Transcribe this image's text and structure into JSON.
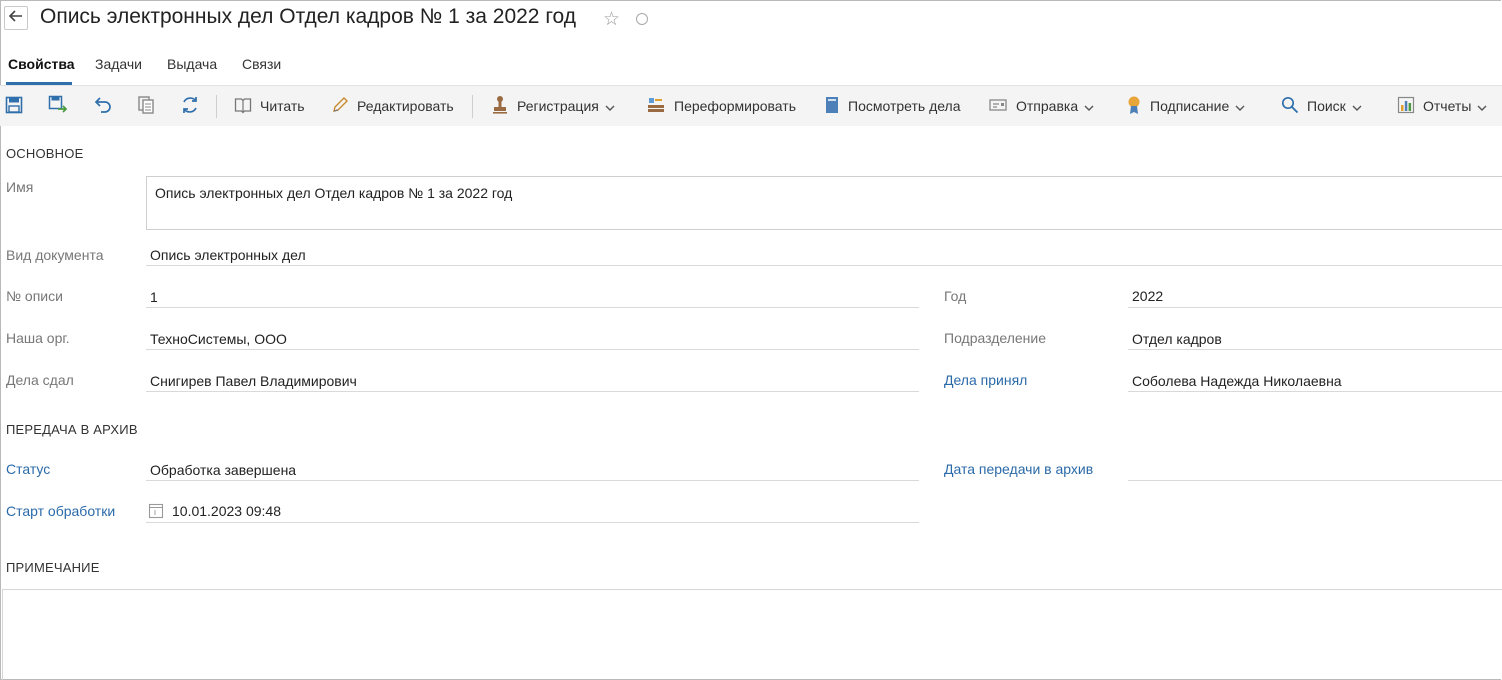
{
  "header": {
    "title": "Опись электронных дел Отдел кадров № 1 за 2022 год"
  },
  "tabs": [
    {
      "label": "Свойства",
      "active": true
    },
    {
      "label": "Задачи",
      "active": false
    },
    {
      "label": "Выдача",
      "active": false
    },
    {
      "label": "Связи",
      "active": false
    }
  ],
  "toolbar": {
    "read": "Читать",
    "edit": "Редактировать",
    "registration": "Регистрация",
    "reform": "Переформировать",
    "view_cases": "Посмотреть дела",
    "send": "Отправка",
    "signing": "Подписание",
    "search": "Поиск",
    "reports": "Отчеты"
  },
  "sections": {
    "main": "ОСНОВНОЕ",
    "archive": "ПЕРЕДАЧА В АРХИВ",
    "note": "ПРИМЕЧАНИЕ"
  },
  "fields": {
    "name": {
      "label": "Имя",
      "value": "Опись электронных дел Отдел кадров № 1 за 2022 год"
    },
    "doc_type": {
      "label": "Вид документа",
      "value": "Опись электронных дел"
    },
    "inventory_no": {
      "label": "№ описи",
      "value": "1"
    },
    "year": {
      "label": "Год",
      "value": "2022"
    },
    "our_org": {
      "label": "Наша орг.",
      "value": "ТехноСистемы, ООО"
    },
    "department": {
      "label": "Подразделение",
      "value": "Отдел кадров"
    },
    "handed_by": {
      "label": "Дела сдал",
      "value": "Снигирев Павел Владимирович"
    },
    "accepted_by": {
      "label": "Дела принял",
      "value": "Соболева Надежда Николаевна"
    },
    "status": {
      "label": "Статус",
      "value": "Обработка завершена"
    },
    "transfer_date": {
      "label": "Дата передачи в архив",
      "value": ""
    },
    "processing_start": {
      "label": "Старт обработки",
      "value": "10.01.2023 09:48"
    },
    "note": {
      "value": ""
    }
  },
  "colors": {
    "accent": "#2f6fab",
    "link": "#2b6aa9",
    "toolbar_bg": "#f4f4f4"
  }
}
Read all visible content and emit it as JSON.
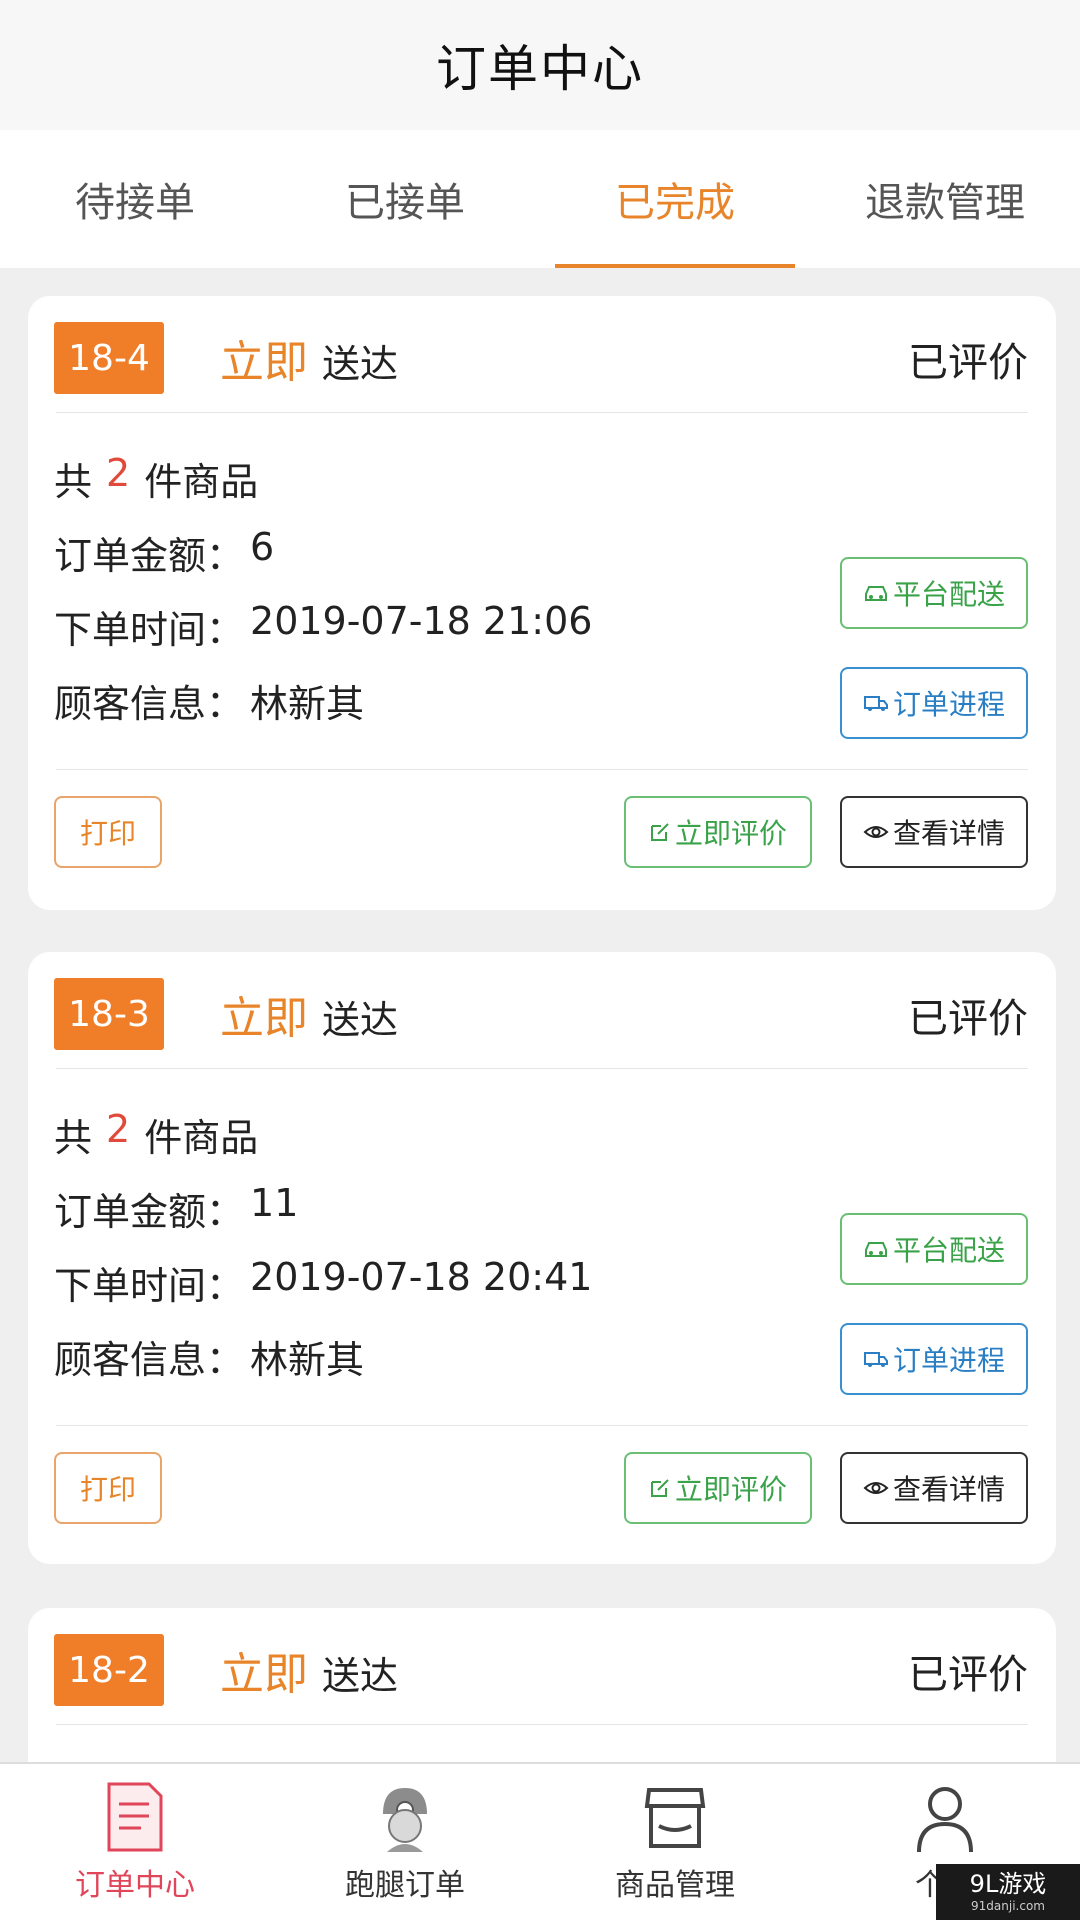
{
  "header": {
    "title": "订单中心"
  },
  "tabs": [
    {
      "label": "待接单",
      "active": false
    },
    {
      "label": "已接单",
      "active": false
    },
    {
      "label": "已完成",
      "active": true
    },
    {
      "label": "退款管理",
      "active": false
    }
  ],
  "orders": [
    {
      "badge": "18-4",
      "delivery_highlight": "立即",
      "delivery_text": "送达",
      "status": "已评价",
      "count_prefix": "共",
      "count": "2",
      "count_suffix": "件商品",
      "amount_label": "订单金额：",
      "amount": "6",
      "time_label": "下单时间：",
      "time": "2019-07-18 21:06",
      "customer_label": "顾客信息：",
      "customer": "林新其",
      "platform_button": "平台配送",
      "progress_button": "订单进程",
      "print_button": "打印",
      "review_button": "立即评价",
      "detail_button": "查看详情"
    },
    {
      "badge": "18-3",
      "delivery_highlight": "立即",
      "delivery_text": "送达",
      "status": "已评价",
      "count_prefix": "共",
      "count": "2",
      "count_suffix": "件商品",
      "amount_label": "订单金额：",
      "amount": "11",
      "time_label": "下单时间：",
      "time": "2019-07-18 20:41",
      "customer_label": "顾客信息：",
      "customer": "林新其",
      "platform_button": "平台配送",
      "progress_button": "订单进程",
      "print_button": "打印",
      "review_button": "立即评价",
      "detail_button": "查看详情"
    },
    {
      "badge": "18-2",
      "delivery_highlight": "立即",
      "delivery_text": "送达",
      "status": "已评价"
    }
  ],
  "bottom_nav": [
    {
      "label": "订单中心",
      "icon": "document-icon",
      "active": true
    },
    {
      "label": "跑腿订单",
      "icon": "courier-avatar-icon",
      "active": false
    },
    {
      "label": "商品管理",
      "icon": "store-icon",
      "active": false
    },
    {
      "label": "个人",
      "icon": "person-icon",
      "active": false
    }
  ],
  "watermark": {
    "text": "9L游戏",
    "sub": "91danji.com"
  },
  "colors": {
    "accent": "#e8852a",
    "badge": "#f07d28",
    "nav_active": "#e0455a",
    "green": "#3aa34a",
    "blue": "#2a7fc4"
  }
}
********
EXERCISE DETAILS: Make a list of all lines in the data that contain "электронных".

WRITTEN SOLUTION:
    "title": "Опись электронных дел Отдел кадров № 1 за 2022 год"
      "value": "Опись электронных дел Отдел кадров № 1 за 2022 год"
      "value": "Опись электронных дел"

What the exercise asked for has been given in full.